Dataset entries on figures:

================

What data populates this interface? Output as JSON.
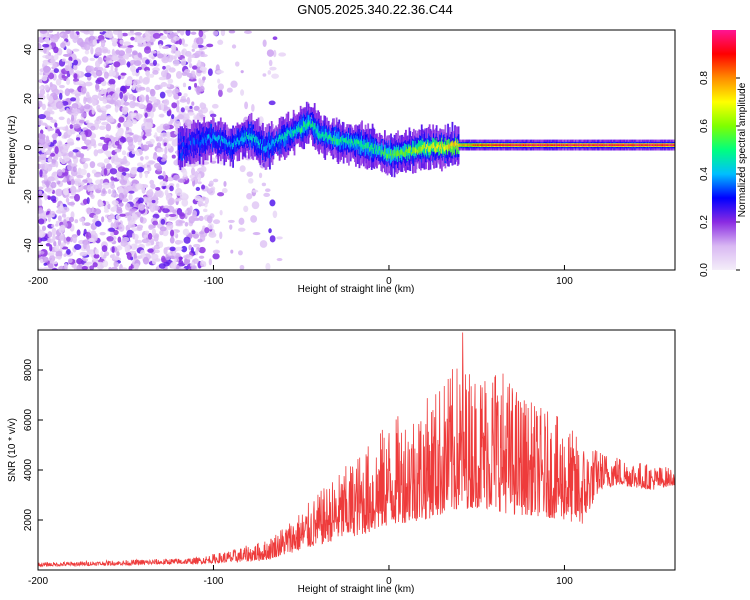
{
  "title": "GN05.2025.340.22.36.C44",
  "colors": {
    "snr_line": "#ee3b3b",
    "colorbar_stops": [
      "#f4eef9",
      "#d9b8f3",
      "#8a2be2",
      "#0000ff",
      "#00bfff",
      "#00ff7f",
      "#7fff00",
      "#ffff00",
      "#ff8c00",
      "#ff0000",
      "#ff1493"
    ]
  },
  "chart_data": [
    {
      "type": "heatmap",
      "name": "spectrogram",
      "xlabel": "Height of straight line (km)",
      "ylabel": "Frequency (Hz)",
      "xlim": [
        -200,
        163
      ],
      "ylim": [
        -50,
        48
      ],
      "xticks": [
        -200,
        -100,
        0,
        100
      ],
      "xtick_labels": [
        "-200",
        "-100",
        "0",
        "100"
      ],
      "yticks": [
        -40,
        -20,
        0,
        20,
        40
      ],
      "ytick_labels": [
        "-40",
        "-20",
        "0",
        "20",
        "40"
      ],
      "colorbar": {
        "label": "Normalized spectral amplitude",
        "range": [
          0,
          1
        ],
        "ticks": [
          0.0,
          0.2,
          0.4,
          0.6,
          0.8
        ],
        "tick_labels": [
          "0.0",
          "0.2",
          "0.4",
          "0.6",
          "0.8"
        ]
      },
      "ridge": {
        "x": [
          -120,
          -110,
          -100,
          -90,
          -80,
          -70,
          -60,
          -50,
          -45,
          -40,
          -30,
          -20,
          -10,
          0,
          10,
          20,
          30,
          40,
          50,
          60,
          80,
          100,
          120,
          163
        ],
        "freq": [
          0,
          2,
          4,
          1,
          5,
          0,
          4,
          8,
          10,
          6,
          3,
          2,
          0,
          -3,
          -2,
          0,
          0,
          1,
          1,
          1,
          1,
          1,
          1,
          1
        ],
        "peak_amplitude": [
          0.3,
          0.35,
          0.4,
          0.4,
          0.45,
          0.4,
          0.45,
          0.5,
          0.5,
          0.5,
          0.5,
          0.5,
          0.5,
          0.55,
          0.6,
          0.65,
          0.7,
          0.75,
          0.85,
          0.9,
          0.95,
          0.95,
          0.95,
          0.95
        ]
      },
      "noise_region_x": [
        -200,
        -60
      ]
    },
    {
      "type": "line",
      "name": "snr",
      "xlabel": "Height of straight line (km)",
      "ylabel": "SNR (10 * v/v)",
      "xlim": [
        -200,
        163
      ],
      "ylim": [
        0,
        9600
      ],
      "xticks": [
        -200,
        -100,
        0,
        100
      ],
      "xtick_labels": [
        "-200",
        "-100",
        "0",
        "100"
      ],
      "yticks": [
        2000,
        4000,
        6000,
        8000
      ],
      "ytick_labels": [
        "2000",
        "4000",
        "6000",
        "8000"
      ],
      "series": [
        {
          "name": "SNR",
          "envelope_x": [
            -200,
            -150,
            -110,
            -90,
            -70,
            -50,
            -30,
            -10,
            0,
            20,
            30,
            40,
            50,
            60,
            70,
            80,
            100,
            110,
            120,
            130,
            140,
            150,
            163
          ],
          "envelope_base": [
            150,
            200,
            250,
            300,
            400,
            800,
            1200,
            1500,
            1800,
            2000,
            2200,
            2400,
            2500,
            2400,
            2200,
            2200,
            2000,
            1800,
            3200,
            3400,
            3300,
            3200,
            3400
          ],
          "envelope_peak": [
            300,
            400,
            500,
            800,
            1200,
            2400,
            3800,
            5200,
            6000,
            6800,
            7600,
            8400,
            8000,
            8600,
            7600,
            6800,
            6000,
            5200,
            4800,
            4600,
            4400,
            4200,
            4100
          ],
          "max_value": 9500,
          "max_at_x": 42
        }
      ]
    }
  ]
}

================

__Goal__.
Write the entries above out in full, exactly, with no images.

__Response__.
What data populates this interface? Output as JSON.
{
  "title": "GN05.2025.340.22.36.C44",
  "colors": {
    "snr_line": "#ee3b3b",
    "colorbar_stops": [
      "#f4eef9",
      "#d9b8f3",
      "#8a2be2",
      "#0000ff",
      "#00bfff",
      "#00ff7f",
      "#7fff00",
      "#ffff00",
      "#ff8c00",
      "#ff0000",
      "#ff1493"
    ]
  },
  "chart_data": [
    {
      "type": "heatmap",
      "name": "spectrogram",
      "xlabel": "Height of straight line (km)",
      "ylabel": "Frequency (Hz)",
      "xlim": [
        -200,
        163
      ],
      "ylim": [
        -50,
        48
      ],
      "xticks": [
        -200,
        -100,
        0,
        100
      ],
      "xtick_labels": [
        "-200",
        "-100",
        "0",
        "100"
      ],
      "yticks": [
        -40,
        -20,
        0,
        20,
        40
      ],
      "ytick_labels": [
        "-40",
        "-20",
        "0",
        "20",
        "40"
      ],
      "colorbar": {
        "label": "Normalized spectral amplitude",
        "range": [
          0,
          1
        ],
        "ticks": [
          0.0,
          0.2,
          0.4,
          0.6,
          0.8
        ],
        "tick_labels": [
          "0.0",
          "0.2",
          "0.4",
          "0.6",
          "0.8"
        ]
      },
      "ridge": {
        "x": [
          -120,
          -110,
          -100,
          -90,
          -80,
          -70,
          -60,
          -50,
          -45,
          -40,
          -30,
          -20,
          -10,
          0,
          10,
          20,
          30,
          40,
          50,
          60,
          80,
          100,
          120,
          163
        ],
        "freq": [
          0,
          2,
          4,
          1,
          5,
          0,
          4,
          8,
          10,
          6,
          3,
          2,
          0,
          -3,
          -2,
          0,
          0,
          1,
          1,
          1,
          1,
          1,
          1,
          1
        ],
        "peak_amplitude": [
          0.3,
          0.35,
          0.4,
          0.4,
          0.45,
          0.4,
          0.45,
          0.5,
          0.5,
          0.5,
          0.5,
          0.5,
          0.5,
          0.55,
          0.6,
          0.65,
          0.7,
          0.75,
          0.85,
          0.9,
          0.95,
          0.95,
          0.95,
          0.95
        ]
      },
      "noise_region_x": [
        -200,
        -60
      ]
    },
    {
      "type": "line",
      "name": "snr",
      "xlabel": "Height of straight line (km)",
      "ylabel": "SNR (10 * v/v)",
      "xlim": [
        -200,
        163
      ],
      "ylim": [
        0,
        9600
      ],
      "xticks": [
        -200,
        -100,
        0,
        100
      ],
      "xtick_labels": [
        "-200",
        "-100",
        "0",
        "100"
      ],
      "yticks": [
        2000,
        4000,
        6000,
        8000
      ],
      "ytick_labels": [
        "2000",
        "4000",
        "6000",
        "8000"
      ],
      "series": [
        {
          "name": "SNR",
          "envelope_x": [
            -200,
            -150,
            -110,
            -90,
            -70,
            -50,
            -30,
            -10,
            0,
            20,
            30,
            40,
            50,
            60,
            70,
            80,
            100,
            110,
            120,
            130,
            140,
            150,
            163
          ],
          "envelope_base": [
            150,
            200,
            250,
            300,
            400,
            800,
            1200,
            1500,
            1800,
            2000,
            2200,
            2400,
            2500,
            2400,
            2200,
            2200,
            2000,
            1800,
            3200,
            3400,
            3300,
            3200,
            3400
          ],
          "envelope_peak": [
            300,
            400,
            500,
            800,
            1200,
            2400,
            3800,
            5200,
            6000,
            6800,
            7600,
            8400,
            8000,
            8600,
            7600,
            6800,
            6000,
            5200,
            4800,
            4600,
            4400,
            4200,
            4100
          ],
          "max_value": 9500,
          "max_at_x": 42
        }
      ]
    }
  ]
}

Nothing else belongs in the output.